[start Material for this exercise]
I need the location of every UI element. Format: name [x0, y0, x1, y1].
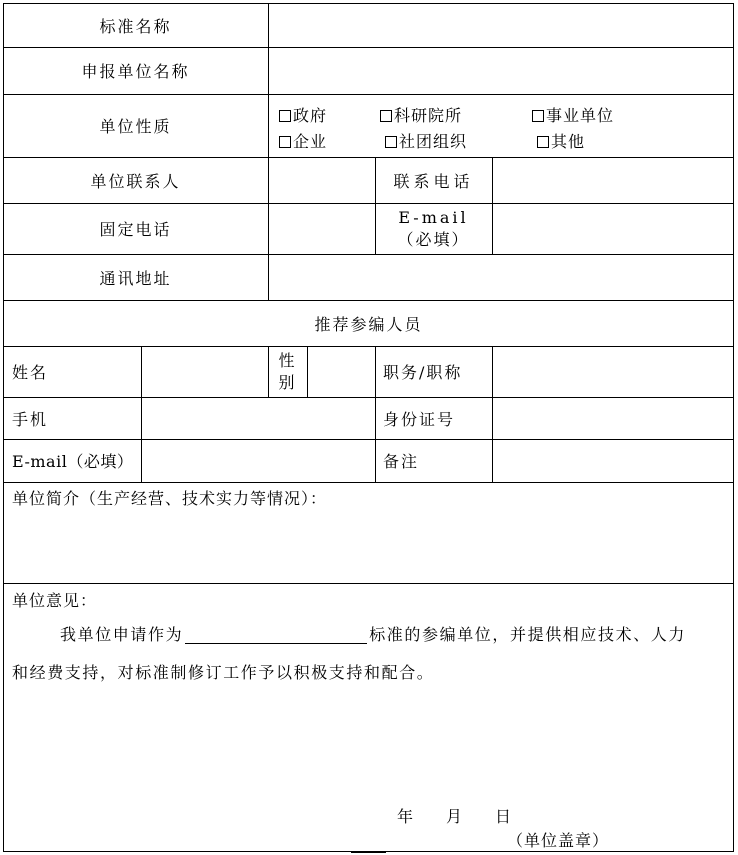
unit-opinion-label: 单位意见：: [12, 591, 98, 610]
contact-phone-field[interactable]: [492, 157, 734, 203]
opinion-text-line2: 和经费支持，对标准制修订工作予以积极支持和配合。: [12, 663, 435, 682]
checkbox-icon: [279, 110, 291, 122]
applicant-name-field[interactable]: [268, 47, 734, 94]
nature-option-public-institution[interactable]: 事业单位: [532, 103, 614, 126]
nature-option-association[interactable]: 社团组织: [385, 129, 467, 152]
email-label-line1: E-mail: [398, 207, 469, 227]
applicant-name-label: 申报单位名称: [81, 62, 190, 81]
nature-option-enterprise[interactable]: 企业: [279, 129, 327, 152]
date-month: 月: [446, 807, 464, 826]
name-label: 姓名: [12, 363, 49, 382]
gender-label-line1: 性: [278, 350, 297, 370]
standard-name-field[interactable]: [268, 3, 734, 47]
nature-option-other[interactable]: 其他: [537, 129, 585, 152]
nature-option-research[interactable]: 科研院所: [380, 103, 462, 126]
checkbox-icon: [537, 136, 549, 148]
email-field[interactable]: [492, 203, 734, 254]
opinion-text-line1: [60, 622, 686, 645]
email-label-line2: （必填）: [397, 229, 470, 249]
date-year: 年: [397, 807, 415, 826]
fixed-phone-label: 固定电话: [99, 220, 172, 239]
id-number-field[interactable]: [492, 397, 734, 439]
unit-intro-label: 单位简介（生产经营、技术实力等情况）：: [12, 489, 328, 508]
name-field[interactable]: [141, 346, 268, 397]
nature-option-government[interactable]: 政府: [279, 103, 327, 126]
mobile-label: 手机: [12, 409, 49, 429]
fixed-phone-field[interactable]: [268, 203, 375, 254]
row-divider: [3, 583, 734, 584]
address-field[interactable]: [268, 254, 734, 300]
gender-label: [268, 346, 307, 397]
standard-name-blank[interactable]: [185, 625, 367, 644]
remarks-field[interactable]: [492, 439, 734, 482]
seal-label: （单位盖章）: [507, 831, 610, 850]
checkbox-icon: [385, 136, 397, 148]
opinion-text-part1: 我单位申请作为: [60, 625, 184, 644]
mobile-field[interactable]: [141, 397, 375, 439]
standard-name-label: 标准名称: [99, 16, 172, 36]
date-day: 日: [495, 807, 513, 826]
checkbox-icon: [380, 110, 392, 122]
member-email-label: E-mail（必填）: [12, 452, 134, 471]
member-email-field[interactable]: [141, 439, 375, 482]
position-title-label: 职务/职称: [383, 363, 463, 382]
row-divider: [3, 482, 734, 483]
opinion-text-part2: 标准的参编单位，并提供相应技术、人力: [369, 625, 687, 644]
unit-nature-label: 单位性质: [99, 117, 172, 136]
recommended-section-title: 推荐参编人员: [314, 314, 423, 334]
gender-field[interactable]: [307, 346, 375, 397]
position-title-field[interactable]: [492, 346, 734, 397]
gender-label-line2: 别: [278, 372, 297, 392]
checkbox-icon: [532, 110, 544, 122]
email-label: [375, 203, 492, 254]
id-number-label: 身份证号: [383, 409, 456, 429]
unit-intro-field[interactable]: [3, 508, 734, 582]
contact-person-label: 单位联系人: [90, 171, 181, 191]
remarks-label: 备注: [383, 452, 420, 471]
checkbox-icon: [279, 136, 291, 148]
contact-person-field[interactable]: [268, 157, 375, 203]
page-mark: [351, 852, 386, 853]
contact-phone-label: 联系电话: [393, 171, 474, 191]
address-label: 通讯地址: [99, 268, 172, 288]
[end Material for this exercise]
Given instruction
Reproduce all of the lines above without any change, leaving out the picture.

Task response
I need the location of every UI element. Format: name [x0, y0, x1, y1].
unit-opinion-label: 单位意见：: [12, 591, 98, 610]
contact-phone-field[interactable]: [492, 157, 734, 203]
opinion-text-line2: 和经费支持，对标准制修订工作予以积极支持和配合。: [12, 663, 435, 682]
checkbox-icon: [279, 110, 291, 122]
applicant-name-field[interactable]: [268, 47, 734, 94]
nature-option-public-institution[interactable]: 事业单位: [532, 103, 614, 126]
nature-option-association[interactable]: 社团组织: [385, 129, 467, 152]
email-label-line1: E-mail: [398, 207, 469, 227]
applicant-name-label: 申报单位名称: [81, 62, 190, 81]
nature-option-enterprise[interactable]: 企业: [279, 129, 327, 152]
date-month: 月: [446, 807, 464, 826]
name-label: 姓名: [12, 363, 49, 382]
gender-label-line1: 性: [278, 350, 297, 370]
standard-name-field[interactable]: [268, 3, 734, 47]
nature-option-other[interactable]: 其他: [537, 129, 585, 152]
nature-option-research[interactable]: 科研院所: [380, 103, 462, 126]
checkbox-icon: [537, 136, 549, 148]
email-field[interactable]: [492, 203, 734, 254]
opinion-text-line1: [60, 622, 686, 645]
email-label-line2: （必填）: [397, 229, 470, 249]
date-year: 年: [397, 807, 415, 826]
fixed-phone-label: 固定电话: [99, 220, 172, 239]
id-number-field[interactable]: [492, 397, 734, 439]
unit-intro-label: 单位简介（生产经营、技术实力等情况）：: [12, 489, 328, 508]
name-field[interactable]: [141, 346, 268, 397]
nature-option-government[interactable]: 政府: [279, 103, 327, 126]
mobile-label: 手机: [12, 409, 49, 429]
fixed-phone-field[interactable]: [268, 203, 375, 254]
row-divider: [3, 583, 734, 584]
address-field[interactable]: [268, 254, 734, 300]
gender-label: [268, 346, 307, 397]
standard-name-blank[interactable]: [185, 625, 367, 644]
remarks-field[interactable]: [492, 439, 734, 482]
seal-label: （单位盖章）: [507, 831, 610, 850]
checkbox-icon: [385, 136, 397, 148]
opinion-text-part1: 我单位申请作为: [60, 625, 184, 644]
mobile-field[interactable]: [141, 397, 375, 439]
standard-name-label: 标准名称: [99, 16, 172, 36]
date-day: 日: [495, 807, 513, 826]
checkbox-icon: [380, 110, 392, 122]
member-email-label: E-mail（必填）: [12, 452, 134, 471]
member-email-field[interactable]: [141, 439, 375, 482]
position-title-label: 职务/职称: [383, 363, 463, 382]
row-divider: [3, 482, 734, 483]
opinion-text-part2: 标准的参编单位，并提供相应技术、人力: [369, 625, 687, 644]
unit-nature-label: 单位性质: [99, 117, 172, 136]
recommended-section-title: 推荐参编人员: [314, 314, 423, 334]
gender-field[interactable]: [307, 346, 375, 397]
position-title-field[interactable]: [492, 346, 734, 397]
gender-label-line2: 别: [278, 372, 297, 392]
checkbox-icon: [532, 110, 544, 122]
email-label: [375, 203, 492, 254]
id-number-label: 身份证号: [383, 409, 456, 429]
unit-intro-field[interactable]: [3, 508, 734, 582]
contact-person-label: 单位联系人: [90, 171, 181, 191]
remarks-label: 备注: [383, 452, 420, 471]
checkbox-icon: [279, 136, 291, 148]
contact-person-field[interactable]: [268, 157, 375, 203]
page-mark: [351, 852, 386, 853]
contact-phone-label: 联系电话: [393, 171, 474, 191]
address-label: 通讯地址: [99, 268, 172, 288]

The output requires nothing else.